» Given task:
Omit every picture and output the rest of the records exactly as they are.

» Extracted records:

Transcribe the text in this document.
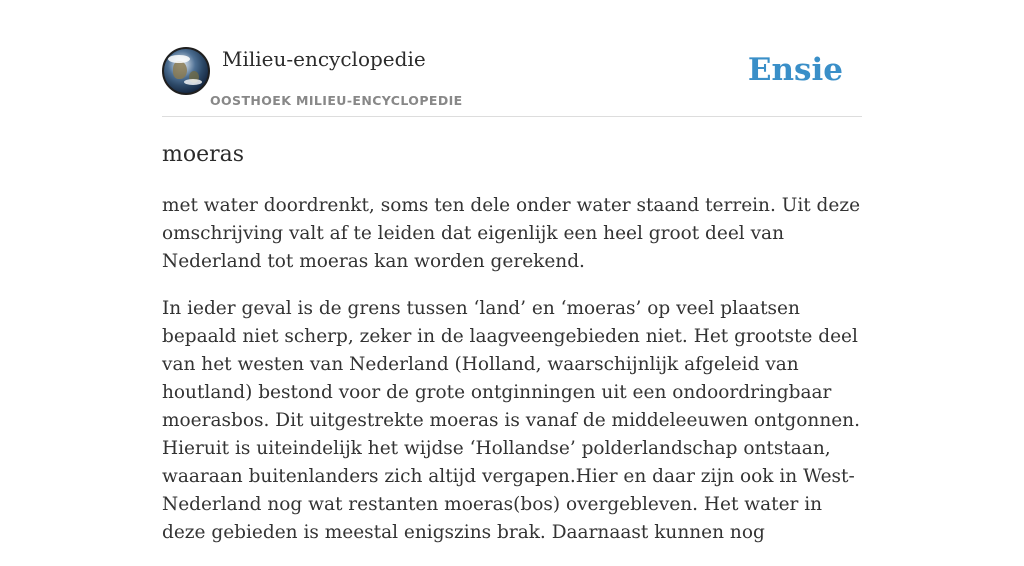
Milieu-encyclopedie
OOSTHOEK MILIEU-ENCYCLOPEDIE
Ensie
moeras

met water doordrenkt, soms ten dele onder water staand terrein. Uit deze omschrijving valt af te leiden dat eigenlijk een heel groot deel van Nederland tot moeras kan worden gerekend.

In ieder geval is de grens tussen ‘land’ en ‘moeras’ op veel plaatsen bepaald niet scherp, zeker in de laagveengebieden niet. Het grootste deel van het westen van Nederland (Holland, waarschijnlijk afgeleid van houtland) bestond voor de grote ontginningen uit een ondoordringbaar moerasbos. Dit uitgestrekte moeras is vanaf de middeleeuwen ontgonnen. Hieruit is uiteindelijk het wijdse ‘Hollandse’ polderlandschap ontstaan, waaraan buitenlanders zich altijd vergapen.Hier en daar zijn ook in West-Nederland nog wat restanten moeras(bos) overgebleven. Het water in deze gebieden is meestal enigszins brak. Daarnaast kunnen nog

» Response for this exercise:
Transcribe the text in this document.
Milieu-encyclopedie
OOSTHOEK MILIEU-ENCYCLOPEDIE
Ensie
moeras

met water doordrenkt, soms ten dele onder water staand terrein. Uit deze omschrijving valt af te leiden dat eigenlijk een heel groot deel van Nederland tot moeras kan worden gerekend.

In ieder geval is de grens tussen ‘land’ en ‘moeras’ op veel plaatsen bepaald niet scherp, zeker in de laagveengebieden niet. Het grootste deel van het westen van Nederland (Holland, waarschijnlijk afgeleid van houtland) bestond voor de grote ontginningen uit een ondoordringbaar moerasbos. Dit uitgestrekte moeras is vanaf de middeleeuwen ontgonnen. Hieruit is uiteindelijk het wijdse ‘Hollandse’ polderlandschap ontstaan, waaraan buitenlanders zich altijd vergapen.Hier en daar zijn ook in West-Nederland nog wat restanten moeras(bos) overgebleven. Het water in deze gebieden is meestal enigszins brak. Daarnaast kunnen nog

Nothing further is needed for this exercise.